> **Dataset entries**
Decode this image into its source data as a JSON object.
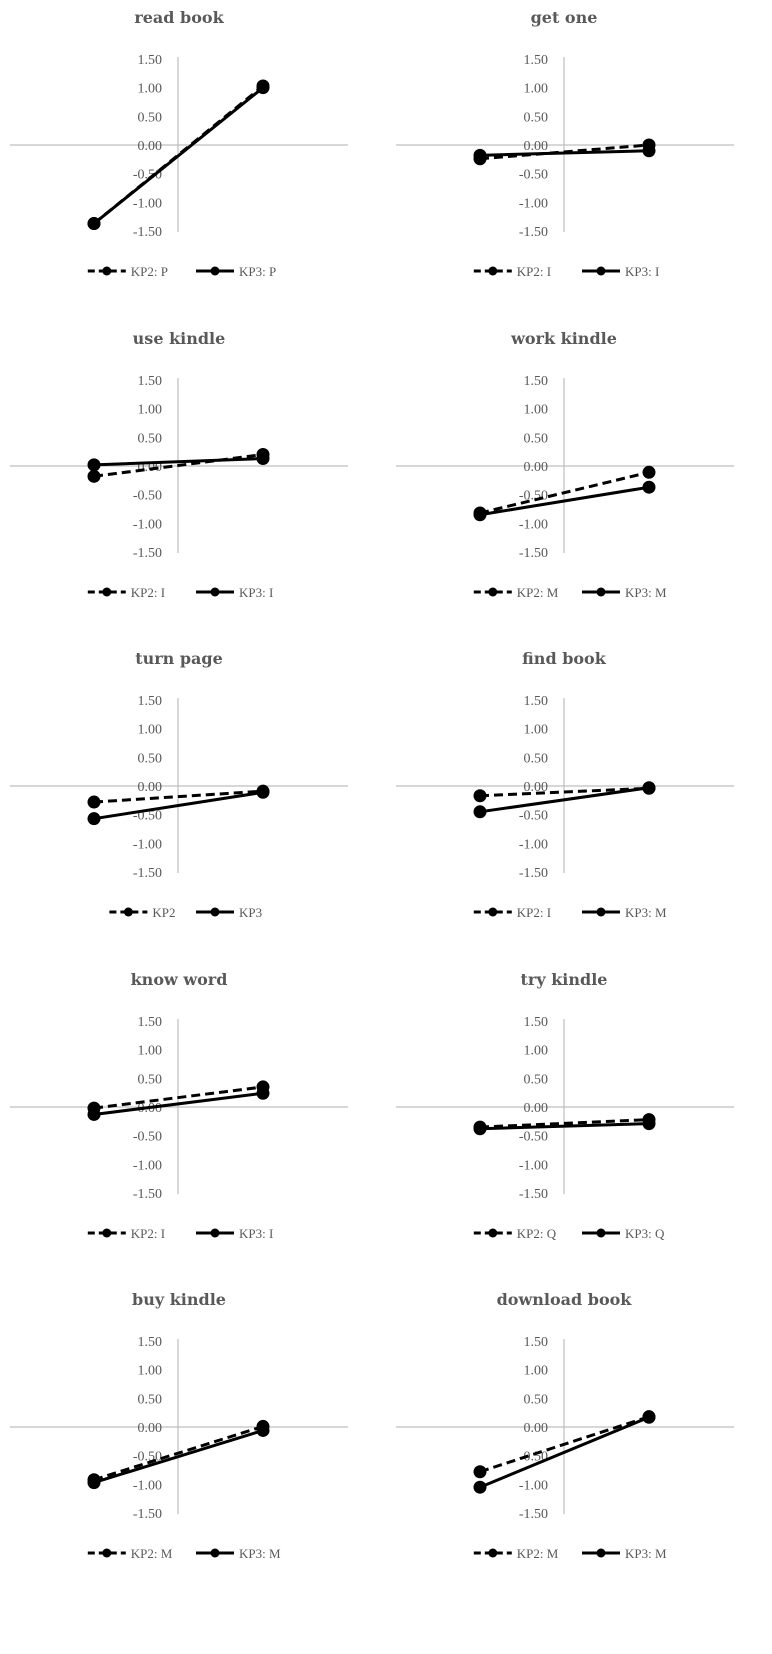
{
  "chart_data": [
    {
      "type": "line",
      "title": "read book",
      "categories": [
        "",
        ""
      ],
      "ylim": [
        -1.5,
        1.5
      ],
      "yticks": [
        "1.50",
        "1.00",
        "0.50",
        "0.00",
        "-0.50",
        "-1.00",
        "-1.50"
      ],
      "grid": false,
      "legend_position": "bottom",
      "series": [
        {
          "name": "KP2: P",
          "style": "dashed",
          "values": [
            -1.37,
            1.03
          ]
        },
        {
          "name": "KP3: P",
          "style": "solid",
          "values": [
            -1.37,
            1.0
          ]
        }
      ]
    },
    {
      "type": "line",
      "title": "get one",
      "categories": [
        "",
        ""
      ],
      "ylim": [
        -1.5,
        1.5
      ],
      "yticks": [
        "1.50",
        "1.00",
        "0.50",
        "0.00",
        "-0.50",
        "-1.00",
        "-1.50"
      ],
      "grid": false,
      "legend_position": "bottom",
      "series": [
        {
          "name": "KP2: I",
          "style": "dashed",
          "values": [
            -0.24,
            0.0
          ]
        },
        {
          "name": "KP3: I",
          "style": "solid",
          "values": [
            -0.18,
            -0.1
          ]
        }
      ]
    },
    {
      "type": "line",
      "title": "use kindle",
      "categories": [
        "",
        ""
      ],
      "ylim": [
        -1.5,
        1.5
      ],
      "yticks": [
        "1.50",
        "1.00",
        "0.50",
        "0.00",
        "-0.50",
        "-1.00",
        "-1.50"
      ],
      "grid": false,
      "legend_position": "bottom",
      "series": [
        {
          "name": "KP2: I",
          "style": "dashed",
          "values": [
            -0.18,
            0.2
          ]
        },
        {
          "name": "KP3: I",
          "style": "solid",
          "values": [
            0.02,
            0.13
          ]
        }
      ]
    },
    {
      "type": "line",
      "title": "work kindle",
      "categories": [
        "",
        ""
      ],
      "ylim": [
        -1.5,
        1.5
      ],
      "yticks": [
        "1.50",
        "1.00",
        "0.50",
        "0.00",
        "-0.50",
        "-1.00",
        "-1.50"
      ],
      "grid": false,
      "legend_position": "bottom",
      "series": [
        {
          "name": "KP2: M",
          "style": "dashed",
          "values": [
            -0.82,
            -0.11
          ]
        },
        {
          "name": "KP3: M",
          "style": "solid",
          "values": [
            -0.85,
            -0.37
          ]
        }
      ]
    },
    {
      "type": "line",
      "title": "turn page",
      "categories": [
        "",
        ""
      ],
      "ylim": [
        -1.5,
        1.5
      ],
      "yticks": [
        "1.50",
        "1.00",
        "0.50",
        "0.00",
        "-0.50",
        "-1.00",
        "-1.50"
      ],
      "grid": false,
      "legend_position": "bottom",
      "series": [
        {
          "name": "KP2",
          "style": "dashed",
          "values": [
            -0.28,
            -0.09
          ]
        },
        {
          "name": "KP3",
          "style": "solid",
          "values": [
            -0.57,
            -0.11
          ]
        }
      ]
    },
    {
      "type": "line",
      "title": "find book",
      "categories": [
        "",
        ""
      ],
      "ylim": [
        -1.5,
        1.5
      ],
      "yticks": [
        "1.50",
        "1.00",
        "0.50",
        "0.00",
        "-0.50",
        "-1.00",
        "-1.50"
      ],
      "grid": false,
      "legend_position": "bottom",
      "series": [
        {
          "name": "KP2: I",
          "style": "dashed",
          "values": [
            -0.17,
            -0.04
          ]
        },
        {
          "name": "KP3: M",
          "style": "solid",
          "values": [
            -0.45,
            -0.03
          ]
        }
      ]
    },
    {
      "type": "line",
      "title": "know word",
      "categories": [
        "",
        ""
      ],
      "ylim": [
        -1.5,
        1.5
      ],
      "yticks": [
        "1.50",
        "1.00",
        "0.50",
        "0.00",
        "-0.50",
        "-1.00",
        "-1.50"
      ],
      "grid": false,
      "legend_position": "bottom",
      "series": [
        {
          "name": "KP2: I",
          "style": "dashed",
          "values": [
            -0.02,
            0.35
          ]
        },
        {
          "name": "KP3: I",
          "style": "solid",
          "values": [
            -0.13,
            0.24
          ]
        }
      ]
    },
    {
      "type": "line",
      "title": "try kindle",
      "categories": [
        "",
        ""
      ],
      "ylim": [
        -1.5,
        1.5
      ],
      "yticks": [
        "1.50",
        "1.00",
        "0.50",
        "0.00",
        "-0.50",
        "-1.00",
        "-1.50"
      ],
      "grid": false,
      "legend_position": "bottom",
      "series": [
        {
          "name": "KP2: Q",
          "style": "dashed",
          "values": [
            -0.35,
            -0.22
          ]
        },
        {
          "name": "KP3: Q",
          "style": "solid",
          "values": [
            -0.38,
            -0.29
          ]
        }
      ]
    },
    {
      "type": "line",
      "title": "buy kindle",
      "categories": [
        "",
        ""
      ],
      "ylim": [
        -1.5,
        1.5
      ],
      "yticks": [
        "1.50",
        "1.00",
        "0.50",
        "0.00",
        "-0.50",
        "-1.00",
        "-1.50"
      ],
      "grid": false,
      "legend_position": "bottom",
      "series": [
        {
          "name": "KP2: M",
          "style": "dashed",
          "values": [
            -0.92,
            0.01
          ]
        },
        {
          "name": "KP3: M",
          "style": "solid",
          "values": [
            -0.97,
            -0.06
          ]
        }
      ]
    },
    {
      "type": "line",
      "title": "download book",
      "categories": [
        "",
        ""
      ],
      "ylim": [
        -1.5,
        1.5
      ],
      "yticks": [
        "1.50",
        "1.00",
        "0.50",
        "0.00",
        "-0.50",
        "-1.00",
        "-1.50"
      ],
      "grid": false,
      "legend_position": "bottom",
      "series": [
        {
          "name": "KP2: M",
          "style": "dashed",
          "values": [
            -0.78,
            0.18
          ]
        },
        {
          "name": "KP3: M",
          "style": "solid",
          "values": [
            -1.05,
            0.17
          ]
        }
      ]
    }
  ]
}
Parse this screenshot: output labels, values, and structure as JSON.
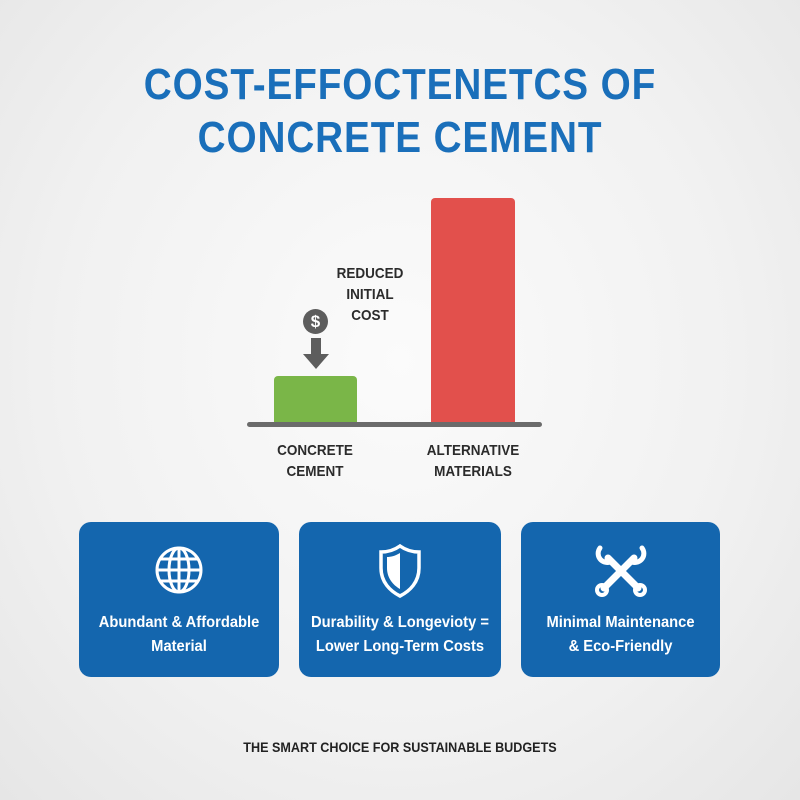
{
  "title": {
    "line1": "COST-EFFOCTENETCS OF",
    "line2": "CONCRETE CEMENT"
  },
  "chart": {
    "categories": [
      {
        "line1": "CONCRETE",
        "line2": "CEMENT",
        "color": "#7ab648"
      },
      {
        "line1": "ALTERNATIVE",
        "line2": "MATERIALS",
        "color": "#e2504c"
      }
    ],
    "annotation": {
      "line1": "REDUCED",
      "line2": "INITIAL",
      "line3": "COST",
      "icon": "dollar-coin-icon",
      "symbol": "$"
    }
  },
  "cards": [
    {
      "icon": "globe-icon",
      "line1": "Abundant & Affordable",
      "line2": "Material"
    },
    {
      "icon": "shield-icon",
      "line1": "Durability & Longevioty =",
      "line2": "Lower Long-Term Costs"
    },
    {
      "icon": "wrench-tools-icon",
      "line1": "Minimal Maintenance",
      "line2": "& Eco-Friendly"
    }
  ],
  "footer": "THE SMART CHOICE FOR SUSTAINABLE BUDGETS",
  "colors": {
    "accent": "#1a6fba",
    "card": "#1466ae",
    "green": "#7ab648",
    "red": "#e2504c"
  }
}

> **What needs to be done**
Your task is to gather all lines from the entries above that hold the word "JSON".

> **Exercise solution**
Decode this image into its source data as a JSON object.
Parse this screenshot: output labels, values, and structure as JSON.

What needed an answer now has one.